▶ _TASK DESCRIPTION_
Check every line below for the word "Board" and show those that hold it.

▶ _INFORMATION GIVEN_
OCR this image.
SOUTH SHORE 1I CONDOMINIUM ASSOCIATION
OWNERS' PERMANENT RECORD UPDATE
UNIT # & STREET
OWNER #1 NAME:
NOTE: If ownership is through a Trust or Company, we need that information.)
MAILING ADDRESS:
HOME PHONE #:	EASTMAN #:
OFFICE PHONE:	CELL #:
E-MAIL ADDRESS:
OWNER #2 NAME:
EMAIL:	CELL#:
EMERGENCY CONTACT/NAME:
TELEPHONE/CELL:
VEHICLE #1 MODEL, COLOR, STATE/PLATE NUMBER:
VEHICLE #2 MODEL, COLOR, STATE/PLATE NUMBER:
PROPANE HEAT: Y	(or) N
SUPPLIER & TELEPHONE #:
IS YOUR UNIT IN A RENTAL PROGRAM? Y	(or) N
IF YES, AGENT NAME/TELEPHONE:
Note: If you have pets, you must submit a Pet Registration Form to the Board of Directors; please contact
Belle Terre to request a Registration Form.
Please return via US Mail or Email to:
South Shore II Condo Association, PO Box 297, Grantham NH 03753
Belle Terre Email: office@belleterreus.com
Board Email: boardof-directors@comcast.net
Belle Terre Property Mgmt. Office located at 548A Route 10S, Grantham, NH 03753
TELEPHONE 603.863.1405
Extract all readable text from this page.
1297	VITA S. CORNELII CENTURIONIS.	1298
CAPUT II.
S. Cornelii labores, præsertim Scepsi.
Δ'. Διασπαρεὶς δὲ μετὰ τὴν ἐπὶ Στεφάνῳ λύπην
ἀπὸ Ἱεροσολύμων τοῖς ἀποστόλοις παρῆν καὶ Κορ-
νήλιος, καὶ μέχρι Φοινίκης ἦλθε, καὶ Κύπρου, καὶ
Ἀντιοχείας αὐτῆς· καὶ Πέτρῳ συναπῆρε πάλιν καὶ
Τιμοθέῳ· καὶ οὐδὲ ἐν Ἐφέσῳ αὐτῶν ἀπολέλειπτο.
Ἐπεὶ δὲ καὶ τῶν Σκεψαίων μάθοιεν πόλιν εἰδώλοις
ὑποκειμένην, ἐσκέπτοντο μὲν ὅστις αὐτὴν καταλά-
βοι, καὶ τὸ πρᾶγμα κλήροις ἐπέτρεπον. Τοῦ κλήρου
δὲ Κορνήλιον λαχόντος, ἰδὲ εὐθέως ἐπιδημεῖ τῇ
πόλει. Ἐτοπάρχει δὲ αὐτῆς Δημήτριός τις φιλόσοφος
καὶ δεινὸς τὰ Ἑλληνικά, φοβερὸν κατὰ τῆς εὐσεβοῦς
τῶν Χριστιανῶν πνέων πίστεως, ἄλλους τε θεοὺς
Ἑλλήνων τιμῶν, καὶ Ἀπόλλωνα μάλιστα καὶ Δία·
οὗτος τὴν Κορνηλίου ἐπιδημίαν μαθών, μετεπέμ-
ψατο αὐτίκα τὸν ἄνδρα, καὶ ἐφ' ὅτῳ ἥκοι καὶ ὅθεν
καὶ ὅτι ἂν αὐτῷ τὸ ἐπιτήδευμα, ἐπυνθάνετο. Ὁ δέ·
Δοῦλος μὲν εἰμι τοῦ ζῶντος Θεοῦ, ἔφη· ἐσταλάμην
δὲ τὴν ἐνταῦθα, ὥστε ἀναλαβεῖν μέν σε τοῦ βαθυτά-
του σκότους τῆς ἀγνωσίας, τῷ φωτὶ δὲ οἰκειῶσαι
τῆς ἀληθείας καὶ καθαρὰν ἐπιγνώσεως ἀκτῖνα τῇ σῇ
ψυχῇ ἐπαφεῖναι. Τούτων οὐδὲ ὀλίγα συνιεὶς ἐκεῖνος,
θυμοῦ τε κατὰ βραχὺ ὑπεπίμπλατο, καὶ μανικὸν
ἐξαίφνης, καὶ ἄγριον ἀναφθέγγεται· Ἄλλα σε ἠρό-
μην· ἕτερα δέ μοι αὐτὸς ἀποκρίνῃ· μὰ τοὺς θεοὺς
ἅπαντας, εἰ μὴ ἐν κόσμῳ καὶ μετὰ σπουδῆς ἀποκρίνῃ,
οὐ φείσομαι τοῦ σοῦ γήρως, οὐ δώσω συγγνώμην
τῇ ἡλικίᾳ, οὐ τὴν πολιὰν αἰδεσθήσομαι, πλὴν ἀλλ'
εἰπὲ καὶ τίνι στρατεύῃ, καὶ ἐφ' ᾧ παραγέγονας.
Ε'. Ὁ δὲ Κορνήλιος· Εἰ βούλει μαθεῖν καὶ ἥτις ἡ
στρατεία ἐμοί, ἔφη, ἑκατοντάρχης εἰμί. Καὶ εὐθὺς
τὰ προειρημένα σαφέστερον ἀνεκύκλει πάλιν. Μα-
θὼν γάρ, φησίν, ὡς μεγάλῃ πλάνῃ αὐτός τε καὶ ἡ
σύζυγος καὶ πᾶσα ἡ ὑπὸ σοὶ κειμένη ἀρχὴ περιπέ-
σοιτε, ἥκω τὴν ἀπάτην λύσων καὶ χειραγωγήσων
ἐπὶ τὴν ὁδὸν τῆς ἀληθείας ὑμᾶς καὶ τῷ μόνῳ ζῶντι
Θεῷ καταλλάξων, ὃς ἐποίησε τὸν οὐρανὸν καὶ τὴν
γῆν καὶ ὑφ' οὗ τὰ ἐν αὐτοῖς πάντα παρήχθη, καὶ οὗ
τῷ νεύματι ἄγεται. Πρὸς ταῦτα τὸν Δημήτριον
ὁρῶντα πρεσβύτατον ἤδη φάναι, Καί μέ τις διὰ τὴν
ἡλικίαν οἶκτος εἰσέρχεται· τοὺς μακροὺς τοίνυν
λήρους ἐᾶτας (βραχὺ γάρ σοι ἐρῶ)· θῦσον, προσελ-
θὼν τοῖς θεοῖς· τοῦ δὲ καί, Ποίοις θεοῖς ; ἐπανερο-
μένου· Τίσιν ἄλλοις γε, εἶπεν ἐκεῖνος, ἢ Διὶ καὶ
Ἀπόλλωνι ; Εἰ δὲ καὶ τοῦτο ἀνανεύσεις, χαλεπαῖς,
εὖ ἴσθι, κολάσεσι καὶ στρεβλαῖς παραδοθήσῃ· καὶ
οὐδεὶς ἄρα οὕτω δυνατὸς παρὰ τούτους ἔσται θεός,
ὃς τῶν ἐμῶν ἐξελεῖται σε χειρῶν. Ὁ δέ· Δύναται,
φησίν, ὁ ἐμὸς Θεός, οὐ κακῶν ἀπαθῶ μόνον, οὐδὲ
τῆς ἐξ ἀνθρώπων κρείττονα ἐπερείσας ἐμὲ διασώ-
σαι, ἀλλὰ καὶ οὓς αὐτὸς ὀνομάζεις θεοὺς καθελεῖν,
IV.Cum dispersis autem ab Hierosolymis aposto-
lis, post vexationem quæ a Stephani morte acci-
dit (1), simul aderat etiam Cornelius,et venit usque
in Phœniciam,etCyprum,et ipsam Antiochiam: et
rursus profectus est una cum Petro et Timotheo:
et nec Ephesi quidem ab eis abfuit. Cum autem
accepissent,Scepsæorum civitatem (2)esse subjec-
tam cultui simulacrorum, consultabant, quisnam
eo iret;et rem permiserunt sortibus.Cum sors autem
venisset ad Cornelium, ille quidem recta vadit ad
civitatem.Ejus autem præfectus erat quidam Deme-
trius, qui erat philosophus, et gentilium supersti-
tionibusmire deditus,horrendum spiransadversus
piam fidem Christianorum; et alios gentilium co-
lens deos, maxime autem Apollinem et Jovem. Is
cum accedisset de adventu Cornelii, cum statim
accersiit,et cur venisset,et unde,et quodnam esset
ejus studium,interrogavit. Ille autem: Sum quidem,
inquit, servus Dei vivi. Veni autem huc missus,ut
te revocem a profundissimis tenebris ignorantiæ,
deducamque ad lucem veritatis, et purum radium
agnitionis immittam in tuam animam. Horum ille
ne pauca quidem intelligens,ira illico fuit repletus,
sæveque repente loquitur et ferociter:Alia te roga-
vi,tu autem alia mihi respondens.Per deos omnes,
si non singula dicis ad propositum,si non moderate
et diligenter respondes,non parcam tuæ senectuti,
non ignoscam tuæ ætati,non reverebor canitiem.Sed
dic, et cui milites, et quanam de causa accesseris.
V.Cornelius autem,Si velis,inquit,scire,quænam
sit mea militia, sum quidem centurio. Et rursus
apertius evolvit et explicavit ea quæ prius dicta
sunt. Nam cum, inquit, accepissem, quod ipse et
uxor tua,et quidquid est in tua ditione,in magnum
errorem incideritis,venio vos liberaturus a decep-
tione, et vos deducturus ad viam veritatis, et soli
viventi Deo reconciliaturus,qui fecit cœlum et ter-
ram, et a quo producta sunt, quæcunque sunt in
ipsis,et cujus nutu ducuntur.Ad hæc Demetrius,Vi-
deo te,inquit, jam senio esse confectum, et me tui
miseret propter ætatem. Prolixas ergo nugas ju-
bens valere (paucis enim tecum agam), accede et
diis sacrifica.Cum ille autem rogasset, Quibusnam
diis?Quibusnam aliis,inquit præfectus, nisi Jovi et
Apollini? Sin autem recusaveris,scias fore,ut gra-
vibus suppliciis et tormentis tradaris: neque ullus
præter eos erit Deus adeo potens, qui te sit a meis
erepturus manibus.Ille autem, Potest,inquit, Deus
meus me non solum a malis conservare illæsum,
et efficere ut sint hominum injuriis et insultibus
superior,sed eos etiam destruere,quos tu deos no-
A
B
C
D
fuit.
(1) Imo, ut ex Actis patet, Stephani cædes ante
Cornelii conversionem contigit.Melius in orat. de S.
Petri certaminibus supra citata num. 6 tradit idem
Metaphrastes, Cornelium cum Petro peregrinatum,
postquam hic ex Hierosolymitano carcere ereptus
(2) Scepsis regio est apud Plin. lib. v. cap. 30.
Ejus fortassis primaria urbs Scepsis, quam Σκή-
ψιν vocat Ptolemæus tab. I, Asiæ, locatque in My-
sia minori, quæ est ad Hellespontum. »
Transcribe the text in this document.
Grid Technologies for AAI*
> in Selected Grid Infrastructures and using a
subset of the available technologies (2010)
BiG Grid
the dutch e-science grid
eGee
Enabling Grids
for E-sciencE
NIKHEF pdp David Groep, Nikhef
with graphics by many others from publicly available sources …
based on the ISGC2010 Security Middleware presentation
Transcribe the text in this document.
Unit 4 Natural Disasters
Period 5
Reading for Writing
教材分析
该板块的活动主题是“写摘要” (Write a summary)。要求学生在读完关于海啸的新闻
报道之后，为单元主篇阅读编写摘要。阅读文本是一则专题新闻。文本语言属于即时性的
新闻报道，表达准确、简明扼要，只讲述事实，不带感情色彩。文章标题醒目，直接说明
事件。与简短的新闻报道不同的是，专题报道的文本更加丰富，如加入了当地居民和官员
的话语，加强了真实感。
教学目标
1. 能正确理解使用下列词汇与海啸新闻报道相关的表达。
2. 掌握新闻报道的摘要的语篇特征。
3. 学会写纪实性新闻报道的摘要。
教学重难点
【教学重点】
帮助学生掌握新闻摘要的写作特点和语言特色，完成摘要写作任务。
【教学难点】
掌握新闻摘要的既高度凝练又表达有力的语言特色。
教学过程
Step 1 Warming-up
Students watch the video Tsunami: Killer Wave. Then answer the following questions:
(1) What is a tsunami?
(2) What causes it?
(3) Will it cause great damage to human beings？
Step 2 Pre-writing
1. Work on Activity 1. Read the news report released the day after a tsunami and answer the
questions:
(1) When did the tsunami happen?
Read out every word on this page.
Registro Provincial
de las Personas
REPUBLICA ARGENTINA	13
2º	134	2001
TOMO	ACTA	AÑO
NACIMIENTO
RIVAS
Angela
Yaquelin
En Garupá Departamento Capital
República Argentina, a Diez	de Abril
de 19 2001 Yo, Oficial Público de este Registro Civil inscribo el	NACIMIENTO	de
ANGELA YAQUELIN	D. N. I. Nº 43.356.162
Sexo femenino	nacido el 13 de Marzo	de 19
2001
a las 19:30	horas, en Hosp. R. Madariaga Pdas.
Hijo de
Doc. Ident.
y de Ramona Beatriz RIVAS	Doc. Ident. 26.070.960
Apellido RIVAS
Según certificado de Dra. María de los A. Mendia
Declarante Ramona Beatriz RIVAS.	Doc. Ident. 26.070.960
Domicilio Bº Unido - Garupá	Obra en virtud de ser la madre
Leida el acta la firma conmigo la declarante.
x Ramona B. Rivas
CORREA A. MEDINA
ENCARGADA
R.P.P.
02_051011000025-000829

▶ _ANSWER TO THIS PROBLEM_
Note: If you have pets, you must submit a Pet Registration Form to the Board of Directors; please contact
Board Email: boardof-directors@comcast.net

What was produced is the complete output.